> Objective
Without the pictures, give the entries below again exactly as written.

> Exercise inputs
════════

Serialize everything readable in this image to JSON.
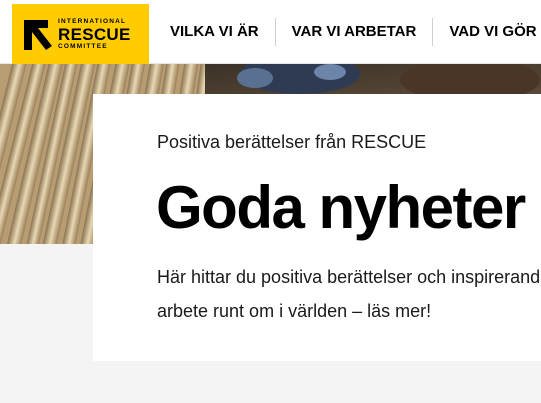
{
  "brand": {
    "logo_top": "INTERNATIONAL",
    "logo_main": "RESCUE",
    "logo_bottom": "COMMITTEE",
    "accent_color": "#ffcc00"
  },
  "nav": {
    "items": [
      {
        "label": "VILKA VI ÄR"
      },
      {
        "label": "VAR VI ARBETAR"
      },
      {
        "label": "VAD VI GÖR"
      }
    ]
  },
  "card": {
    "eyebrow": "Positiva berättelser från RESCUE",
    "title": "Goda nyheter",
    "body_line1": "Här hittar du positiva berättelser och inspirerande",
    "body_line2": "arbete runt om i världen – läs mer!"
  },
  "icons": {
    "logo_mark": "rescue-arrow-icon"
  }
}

════════

> Solution below
Serialize everything readable in this image to JSON.
{
  "brand": {
    "logo_top": "INTERNATIONAL",
    "logo_main": "RESCUE",
    "logo_bottom": "COMMITTEE",
    "accent_color": "#ffcc00"
  },
  "nav": {
    "items": [
      {
        "label": "VILKA VI ÄR"
      },
      {
        "label": "VAR VI ARBETAR"
      },
      {
        "label": "VAD VI GÖR"
      }
    ]
  },
  "card": {
    "eyebrow": "Positiva berättelser från RESCUE",
    "title": "Goda nyheter",
    "body_line1": "Här hittar du positiva berättelser och inspirerande",
    "body_line2": "arbete runt om i världen – läs mer!"
  },
  "icons": {
    "logo_mark": "rescue-arrow-icon"
  }
}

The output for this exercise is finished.